= Exercise directions =
Every line of the material is to be quoted verbatim, minus the pictures.

= Input records =

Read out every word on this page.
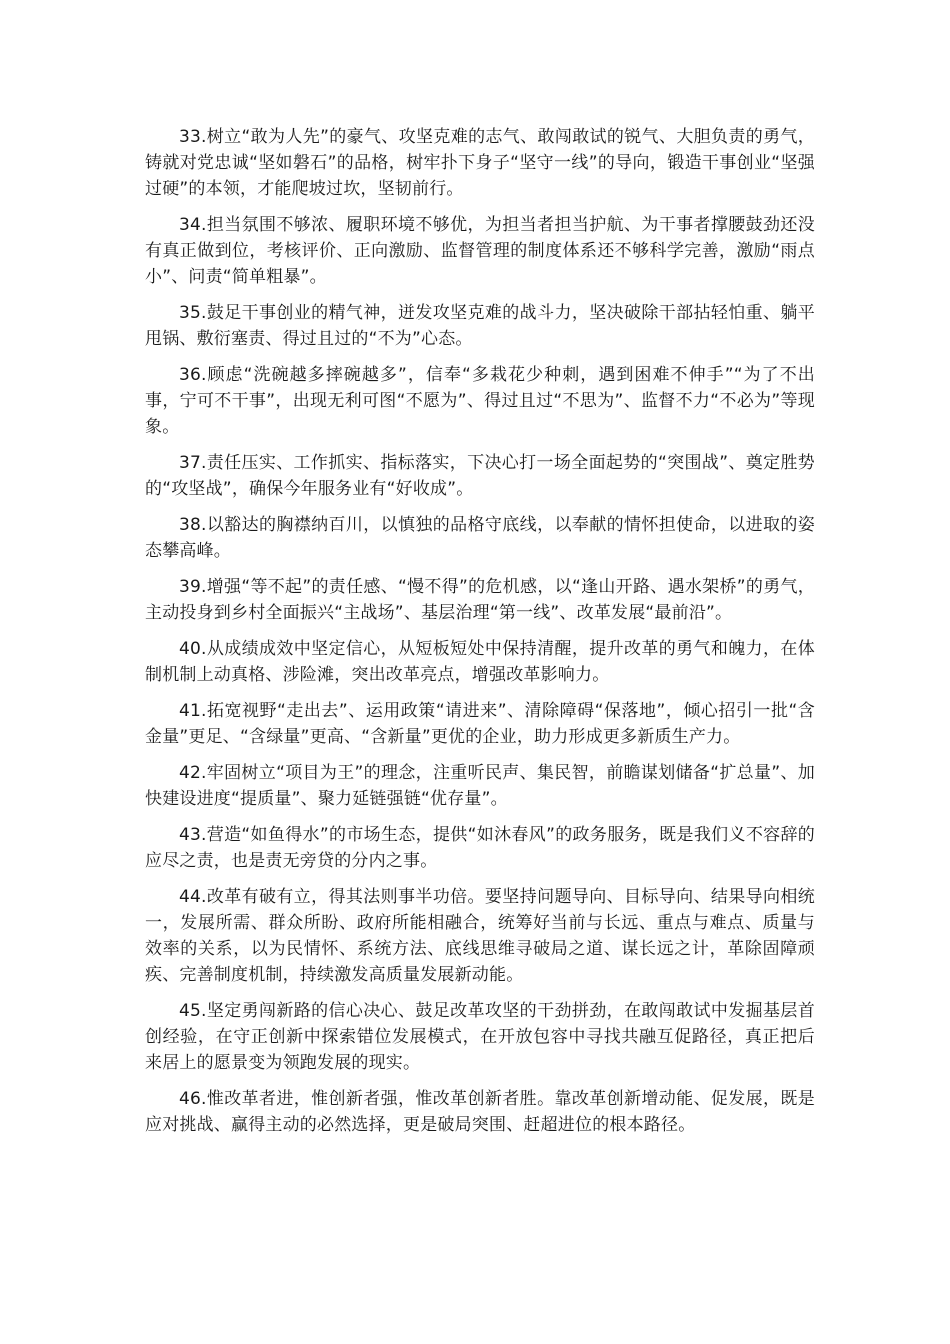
33.树立“敢为人先”的豪气、攻坚克难的志气、敢闯敢试的锐气、大胆负责的勇气，铸就对党忠诚“坚如磐石”的品格，树牢扑下身子“坚守一线”的导向，锻造干事创业“坚强过硬”的本领，才能爬坡过坎，坚韧前行。

34.担当氛围不够浓、履职环境不够优，为担当者担当护航、为干事者撑腰鼓劲还没有真正做到位，考核评价、正向激励、监督管理的制度体系还不够科学完善，激励“雨点小”、问责“简单粗暴”。

35.鼓足干事创业的精气神，迸发攻坚克难的战斗力，坚决破除干部拈轻怕重、躺平甩锅、敷衍塞责、得过且过的“不为”心态。

36.顾虑“洗碗越多摔碗越多”，信奉“多栽花少种刺，遇到困难不伸手”“为了不出事，宁可不干事”，出现无利可图“不愿为”、得过且过“不思为”、监督不力“不必为”等现象。

37.责任压实、工作抓实、指标落实，下决心打一场全面起势的“突围战”、奠定胜势的“攻坚战”，确保今年服务业有“好收成”。

38.以豁达的胸襟纳百川，以慎独的品格守底线，以奉献的情怀担使命，以进取的姿态攀高峰。

39.增强“等不起”的责任感、“慢不得”的危机感，以“逢山开路、遇水架桥”的勇气，主动投身到乡村全面振兴“主战场”、基层治理“第一线”、改革发展“最前沿”。

40.从成绩成效中坚定信心，从短板短处中保持清醒，提升改革的勇气和魄力，在体制机制上动真格、涉险滩，突出改革亮点，增强改革影响力。

41.拓宽视野“走出去”、运用政策“请进来”、清除障碍“保落地”，倾心招引一批“含金量”更足、“含绿量”更高、“含新量”更优的企业，助力形成更多新质生产力。

42.牢固树立“项目为王”的理念，注重听民声、集民智，前瞻谋划储备“扩总量”、加快建设进度“提质量”、聚力延链强链“优存量”。

43.营造“如鱼得水”的市场生态，提供“如沐春风”的政务服务，既是我们义不容辞的应尽之责，也是责无旁贷的分内之事。

44.改革有破有立，得其法则事半功倍。要坚持问题导向、目标导向、结果导向相统一，发展所需、群众所盼、政府所能相融合，统筹好当前与长远、重点与难点、质量与效率的关系，以为民情怀、系统方法、底线思维寻破局之道、谋长远之计，革除固障顽疾、完善制度机制，持续激发高质量发展新动能。

45.坚定勇闯新路的信心决心、鼓足改革攻坚的干劲拼劲，在敢闯敢试中发掘基层首创经验，在守正创新中探索错位发展模式，在开放包容中寻找共融互促路径，真正把后来居上的愿景变为领跑发展的现实。

46.惟改革者进，惟创新者强，惟改革创新者胜。靠改革创新增动能、促发展，既是应对挑战、赢得主动的必然选择，更是破局突围、赶超进位的根本路径。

= Answer to the task =
Read out every word on this page.
33.树立“敢为人先”的豪气、攻坚克难的志气、敢闯敢试的锐气、大胆负责的勇气，铸就对党忠诚“坚如磐石”的品格，树牢扑下身子“坚守一线”的导向，锻造干事创业“坚强过硬”的本领，才能爬坡过坎，坚韧前行。

34.担当氛围不够浓、履职环境不够优，为担当者担当护航、为干事者撑腰鼓劲还没有真正做到位，考核评价、正向激励、监督管理的制度体系还不够科学完善，激励“雨点小”、问责“简单粗暴”。

35.鼓足干事创业的精气神，迸发攻坚克难的战斗力，坚决破除干部拈轻怕重、躺平甩锅、敷衍塞责、得过且过的“不为”心态。

36.顾虑“洗碗越多摔碗越多”，信奉“多栽花少种刺，遇到困难不伸手”“为了不出事，宁可不干事”，出现无利可图“不愿为”、得过且过“不思为”、监督不力“不必为”等现象。

37.责任压实、工作抓实、指标落实，下决心打一场全面起势的“突围战”、奠定胜势的“攻坚战”，确保今年服务业有“好收成”。

38.以豁达的胸襟纳百川，以慎独的品格守底线，以奉献的情怀担使命，以进取的姿态攀高峰。

39.增强“等不起”的责任感、“慢不得”的危机感，以“逢山开路、遇水架桥”的勇气，主动投身到乡村全面振兴“主战场”、基层治理“第一线”、改革发展“最前沿”。

40.从成绩成效中坚定信心，从短板短处中保持清醒，提升改革的勇气和魄力，在体制机制上动真格、涉险滩，突出改革亮点，增强改革影响力。

41.拓宽视野“走出去”、运用政策“请进来”、清除障碍“保落地”，倾心招引一批“含金量”更足、“含绿量”更高、“含新量”更优的企业，助力形成更多新质生产力。

42.牢固树立“项目为王”的理念，注重听民声、集民智，前瞻谋划储备“扩总量”、加快建设进度“提质量”、聚力延链强链“优存量”。

43.营造“如鱼得水”的市场生态，提供“如沐春风”的政务服务，既是我们义不容辞的应尽之责，也是责无旁贷的分内之事。

44.改革有破有立，得其法则事半功倍。要坚持问题导向、目标导向、结果导向相统一，发展所需、群众所盼、政府所能相融合，统筹好当前与长远、重点与难点、质量与效率的关系，以为民情怀、系统方法、底线思维寻破局之道、谋长远之计，革除固障顽疾、完善制度机制，持续激发高质量发展新动能。

45.坚定勇闯新路的信心决心、鼓足改革攻坚的干劲拼劲，在敢闯敢试中发掘基层首创经验，在守正创新中探索错位发展模式，在开放包容中寻找共融互促路径，真正把后来居上的愿景变为领跑发展的现实。

46.惟改革者进，惟创新者强，惟改革创新者胜。靠改革创新增动能、促发展，既是应对挑战、赢得主动的必然选择，更是破局突围、赶超进位的根本路径。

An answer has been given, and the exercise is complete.